_Extracted material_.
------------------------------------------------------------

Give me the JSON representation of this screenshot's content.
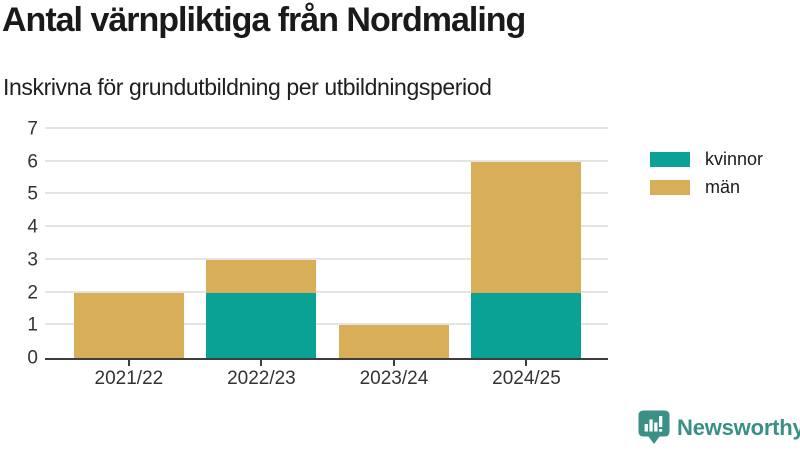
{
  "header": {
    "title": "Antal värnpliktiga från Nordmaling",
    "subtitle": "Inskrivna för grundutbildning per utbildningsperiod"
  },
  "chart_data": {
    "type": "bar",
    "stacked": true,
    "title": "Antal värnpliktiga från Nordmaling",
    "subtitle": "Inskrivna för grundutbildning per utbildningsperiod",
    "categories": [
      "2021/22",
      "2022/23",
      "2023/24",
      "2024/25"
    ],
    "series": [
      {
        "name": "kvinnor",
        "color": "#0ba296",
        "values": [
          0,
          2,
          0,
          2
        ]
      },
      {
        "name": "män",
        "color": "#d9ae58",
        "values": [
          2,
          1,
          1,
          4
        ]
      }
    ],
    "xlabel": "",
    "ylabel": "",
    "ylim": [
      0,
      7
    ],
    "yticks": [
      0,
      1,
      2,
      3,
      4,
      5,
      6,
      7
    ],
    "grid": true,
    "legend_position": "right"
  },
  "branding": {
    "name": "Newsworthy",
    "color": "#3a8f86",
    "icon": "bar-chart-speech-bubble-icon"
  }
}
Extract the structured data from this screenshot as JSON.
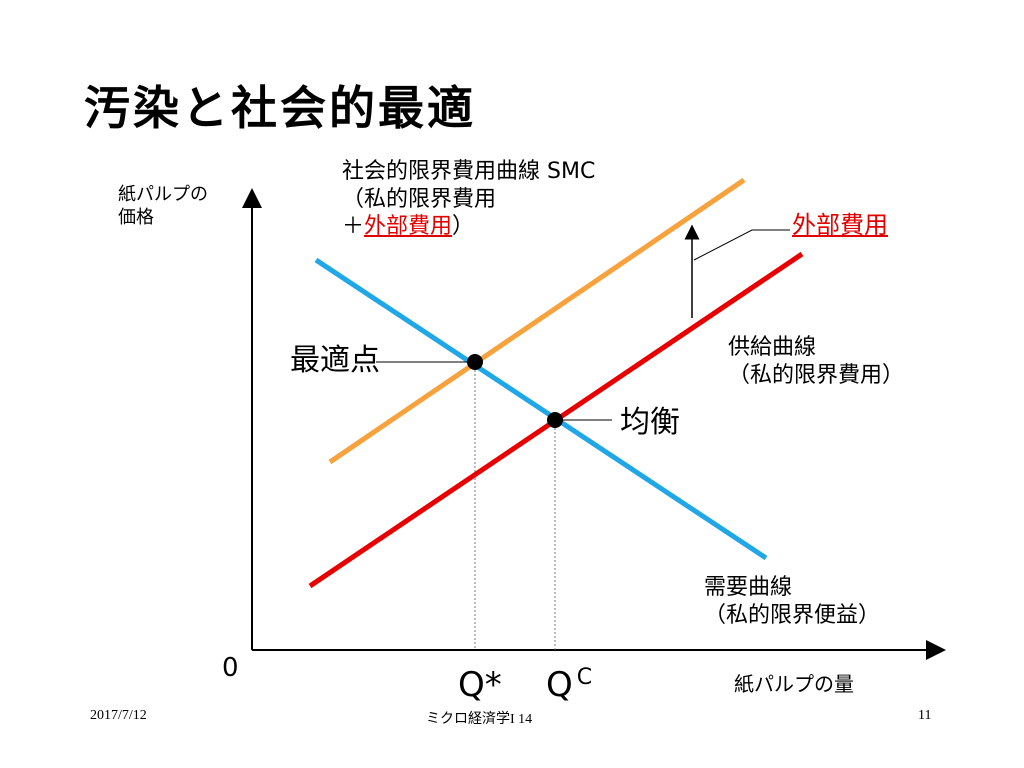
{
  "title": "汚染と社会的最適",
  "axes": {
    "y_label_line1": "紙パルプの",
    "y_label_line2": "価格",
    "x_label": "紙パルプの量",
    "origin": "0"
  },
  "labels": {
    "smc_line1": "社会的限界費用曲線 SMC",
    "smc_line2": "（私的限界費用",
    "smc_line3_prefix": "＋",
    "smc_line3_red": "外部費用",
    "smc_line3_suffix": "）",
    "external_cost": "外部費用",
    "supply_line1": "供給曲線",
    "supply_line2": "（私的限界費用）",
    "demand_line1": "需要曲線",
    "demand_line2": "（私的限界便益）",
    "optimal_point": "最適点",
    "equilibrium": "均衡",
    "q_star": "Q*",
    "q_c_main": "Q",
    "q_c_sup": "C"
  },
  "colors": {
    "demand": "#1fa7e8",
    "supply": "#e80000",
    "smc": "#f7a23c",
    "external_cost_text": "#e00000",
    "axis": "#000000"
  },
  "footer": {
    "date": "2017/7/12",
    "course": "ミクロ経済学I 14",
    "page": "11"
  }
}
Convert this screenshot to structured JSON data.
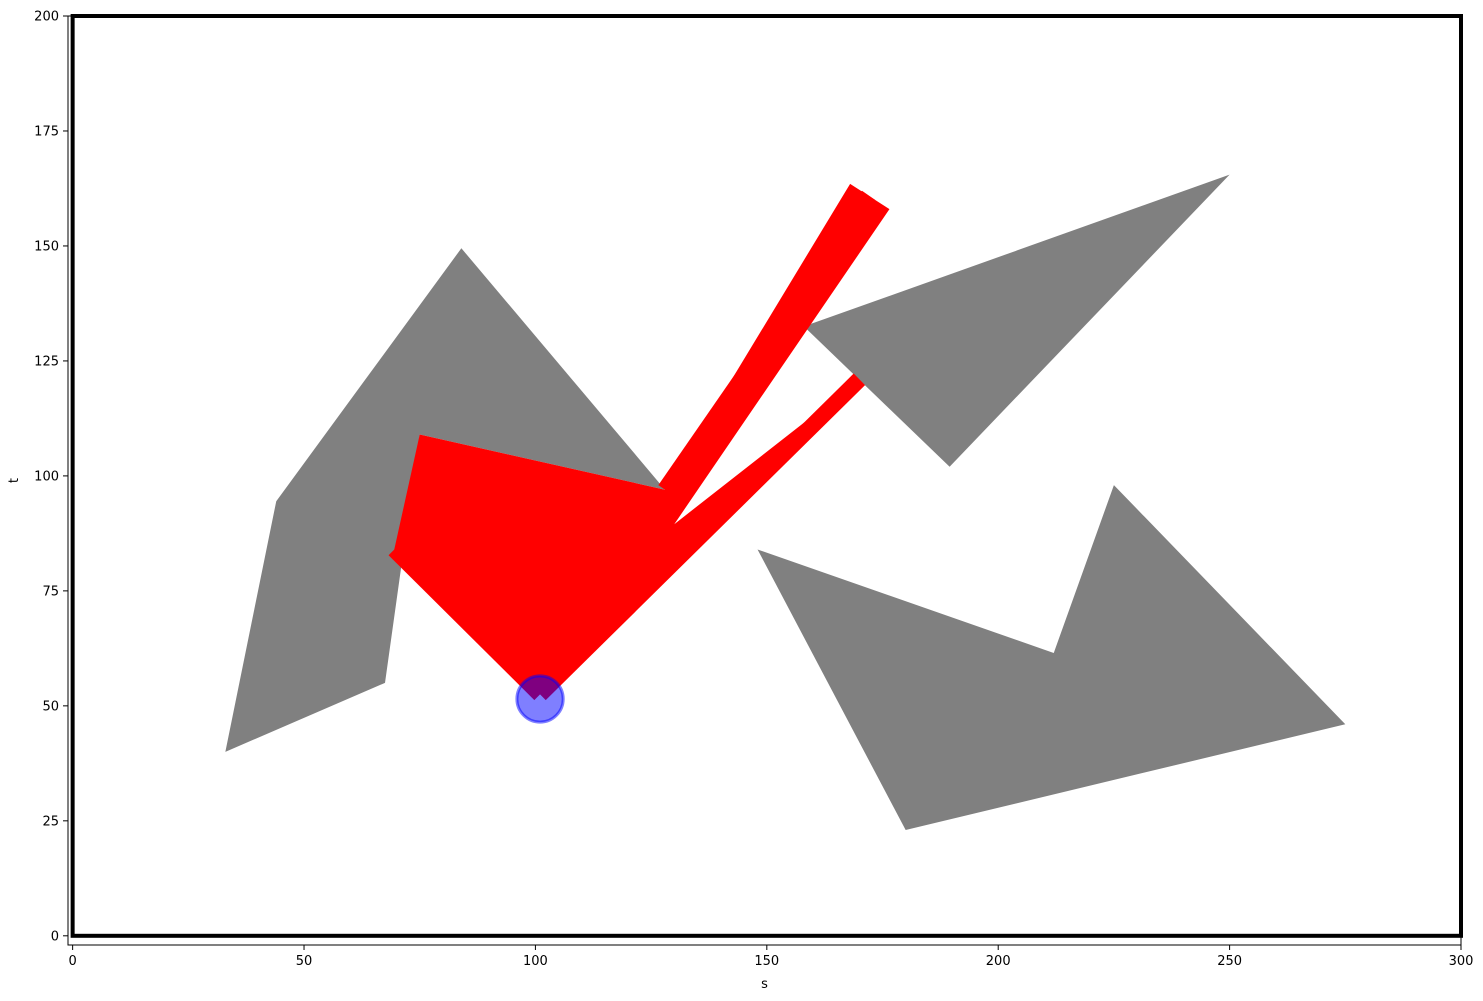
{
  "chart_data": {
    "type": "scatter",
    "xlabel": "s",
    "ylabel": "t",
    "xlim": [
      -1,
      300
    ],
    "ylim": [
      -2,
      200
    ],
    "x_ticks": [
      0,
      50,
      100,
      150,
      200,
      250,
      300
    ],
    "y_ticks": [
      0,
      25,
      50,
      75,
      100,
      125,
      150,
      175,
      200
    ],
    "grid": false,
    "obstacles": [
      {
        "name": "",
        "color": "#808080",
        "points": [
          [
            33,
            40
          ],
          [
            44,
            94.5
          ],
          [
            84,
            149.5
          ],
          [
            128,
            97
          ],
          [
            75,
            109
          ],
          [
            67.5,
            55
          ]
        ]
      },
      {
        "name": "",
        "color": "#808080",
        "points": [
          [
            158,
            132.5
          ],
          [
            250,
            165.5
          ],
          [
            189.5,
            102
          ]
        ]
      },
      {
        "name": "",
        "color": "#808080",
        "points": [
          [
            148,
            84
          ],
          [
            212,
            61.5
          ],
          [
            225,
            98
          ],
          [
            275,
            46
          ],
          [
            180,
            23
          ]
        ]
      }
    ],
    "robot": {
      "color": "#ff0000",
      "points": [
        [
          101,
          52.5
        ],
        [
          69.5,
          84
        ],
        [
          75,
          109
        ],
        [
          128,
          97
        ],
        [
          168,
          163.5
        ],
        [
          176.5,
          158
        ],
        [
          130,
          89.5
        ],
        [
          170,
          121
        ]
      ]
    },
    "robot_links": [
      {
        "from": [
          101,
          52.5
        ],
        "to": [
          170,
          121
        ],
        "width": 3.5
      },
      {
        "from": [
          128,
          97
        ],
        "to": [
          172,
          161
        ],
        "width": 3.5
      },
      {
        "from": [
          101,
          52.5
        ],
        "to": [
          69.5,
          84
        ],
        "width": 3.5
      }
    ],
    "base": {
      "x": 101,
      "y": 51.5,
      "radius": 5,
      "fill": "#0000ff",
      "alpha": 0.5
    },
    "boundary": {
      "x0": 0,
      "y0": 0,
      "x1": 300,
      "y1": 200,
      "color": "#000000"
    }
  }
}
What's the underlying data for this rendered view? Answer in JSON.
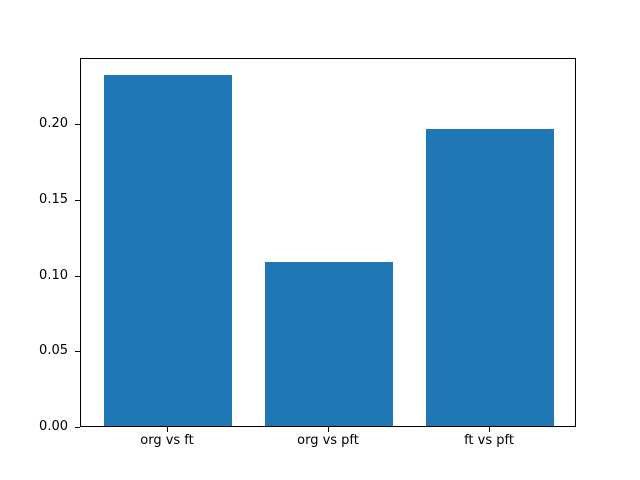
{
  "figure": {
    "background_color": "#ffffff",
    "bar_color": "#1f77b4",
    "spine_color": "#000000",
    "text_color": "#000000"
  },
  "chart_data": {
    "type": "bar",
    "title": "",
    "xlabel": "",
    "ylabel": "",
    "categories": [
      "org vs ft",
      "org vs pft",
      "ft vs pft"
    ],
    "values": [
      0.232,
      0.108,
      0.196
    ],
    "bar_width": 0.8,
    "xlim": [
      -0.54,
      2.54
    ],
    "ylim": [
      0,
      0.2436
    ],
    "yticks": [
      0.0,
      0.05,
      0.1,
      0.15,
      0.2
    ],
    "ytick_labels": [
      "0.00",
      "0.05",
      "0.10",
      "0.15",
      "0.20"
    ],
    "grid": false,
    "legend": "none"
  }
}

------------------------------------------------------------

_What is being asked_. Transcribe the listing in full. Omit the pictures and keep every line exact.

_Complete output_.
Give me the JSON representation of this screenshot's content.
{
  "header": {
    "title": "Antal värnpliktiga från Nordmaling",
    "subtitle": "Inskrivna för grundutbildning per utbildningsperiod"
  },
  "chart_data": {
    "type": "bar",
    "stacked": true,
    "title": "Antal värnpliktiga från Nordmaling",
    "subtitle": "Inskrivna för grundutbildning per utbildningsperiod",
    "categories": [
      "2021/22",
      "2022/23",
      "2023/24",
      "2024/25"
    ],
    "series": [
      {
        "name": "kvinnor",
        "color": "#0ba296",
        "values": [
          0,
          2,
          0,
          2
        ]
      },
      {
        "name": "män",
        "color": "#d9ae58",
        "values": [
          2,
          1,
          1,
          4
        ]
      }
    ],
    "xlabel": "",
    "ylabel": "",
    "ylim": [
      0,
      7
    ],
    "yticks": [
      0,
      1,
      2,
      3,
      4,
      5,
      6,
      7
    ],
    "grid": true,
    "legend_position": "right"
  },
  "branding": {
    "name": "Newsworthy",
    "color": "#3a8f86",
    "icon": "bar-chart-speech-bubble-icon"
  }
}
Extract the structured data from this screenshot as JSON.
{
  "title": "汚染と社会的最適",
  "axes": {
    "y_label_line1": "紙パルプの",
    "y_label_line2": "価格",
    "x_label": "紙パルプの量",
    "origin": "0"
  },
  "labels": {
    "smc_line1": "社会的限界費用曲線 SMC",
    "smc_line2": "（私的限界費用",
    "smc_line3_prefix": "＋",
    "smc_line3_red": "外部費用",
    "smc_line3_suffix": "）",
    "external_cost": "外部費用",
    "supply_line1": "供給曲線",
    "supply_line2": "（私的限界費用）",
    "demand_line1": "需要曲線",
    "demand_line2": "（私的限界便益）",
    "optimal_point": "最適点",
    "equilibrium": "均衡",
    "q_star": "Q*",
    "q_c_main": "Q",
    "q_c_sup": "C"
  },
  "colors": {
    "demand": "#1fa7e8",
    "supply": "#e80000",
    "smc": "#f7a23c",
    "external_cost_text": "#e00000",
    "axis": "#000000"
  },
  "footer": {
    "date": "2017/7/12",
    "course": "ミクロ経済学I 14",
    "page": "11"
  }
}
Convert this screenshot to structured JSON data.
{
  "chart_data": {
    "type": "scatter",
    "xlabel": "s",
    "ylabel": "t",
    "xlim": [
      -1,
      300
    ],
    "ylim": [
      -2,
      200
    ],
    "x_ticks": [
      0,
      50,
      100,
      150,
      200,
      250,
      300
    ],
    "y_ticks": [
      0,
      25,
      50,
      75,
      100,
      125,
      150,
      175,
      200
    ],
    "grid": false,
    "obstacles": [
      {
        "name": "",
        "color": "#808080",
        "points": [
          [
            33,
            40
          ],
          [
            44,
            94.5
          ],
          [
            84,
            149.5
          ],
          [
            128,
            97
          ],
          [
            75,
            109
          ],
          [
            67.5,
            55
          ]
        ]
      },
      {
        "name": "",
        "color": "#808080",
        "points": [
          [
            158,
            132.5
          ],
          [
            250,
            165.5
          ],
          [
            189.5,
            102
          ]
        ]
      },
      {
        "name": "",
        "color": "#808080",
        "points": [
          [
            148,
            84
          ],
          [
            212,
            61.5
          ],
          [
            225,
            98
          ],
          [
            275,
            46
          ],
          [
            180,
            23
          ]
        ]
      }
    ],
    "robot": {
      "color": "#ff0000",
      "points": [
        [
          101,
          52.5
        ],
        [
          69.5,
          84
        ],
        [
          75,
          109
        ],
        [
          128,
          97
        ],
        [
          168,
          163.5
        ],
        [
          176.5,
          158
        ],
        [
          130,
          89.5
        ],
        [
          170,
          121
        ]
      ]
    },
    "robot_links": [
      {
        "from": [
          101,
          52.5
        ],
        "to": [
          170,
          121
        ],
        "width": 3.5
      },
      {
        "from": [
          128,
          97
        ],
        "to": [
          172,
          161
        ],
        "width": 3.5
      },
      {
        "from": [
          101,
          52.5
        ],
        "to": [
          69.5,
          84
        ],
        "width": 3.5
      }
    ],
    "base": {
      "x": 101,
      "y": 51.5,
      "radius": 5,
      "fill": "#0000ff",
      "alpha": 0.5
    },
    "boundary": {
      "x0": 0,
      "y0": 0,
      "x1": 300,
      "y1": 200,
      "color": "#000000"
    }
  }
}
What's the underlying data for this rendered view? Answer in JSON.
{
  "figure": {
    "background_color": "#ffffff",
    "bar_color": "#1f77b4",
    "spine_color": "#000000",
    "text_color": "#000000"
  },
  "chart_data": {
    "type": "bar",
    "title": "",
    "xlabel": "",
    "ylabel": "",
    "categories": [
      "org vs ft",
      "org vs pft",
      "ft vs pft"
    ],
    "values": [
      0.232,
      0.108,
      0.196
    ],
    "bar_width": 0.8,
    "xlim": [
      -0.54,
      2.54
    ],
    "ylim": [
      0,
      0.2436
    ],
    "yticks": [
      0.0,
      0.05,
      0.1,
      0.15,
      0.2
    ],
    "ytick_labels": [
      "0.00",
      "0.05",
      "0.10",
      "0.15",
      "0.20"
    ],
    "grid": false,
    "legend": "none"
  }
}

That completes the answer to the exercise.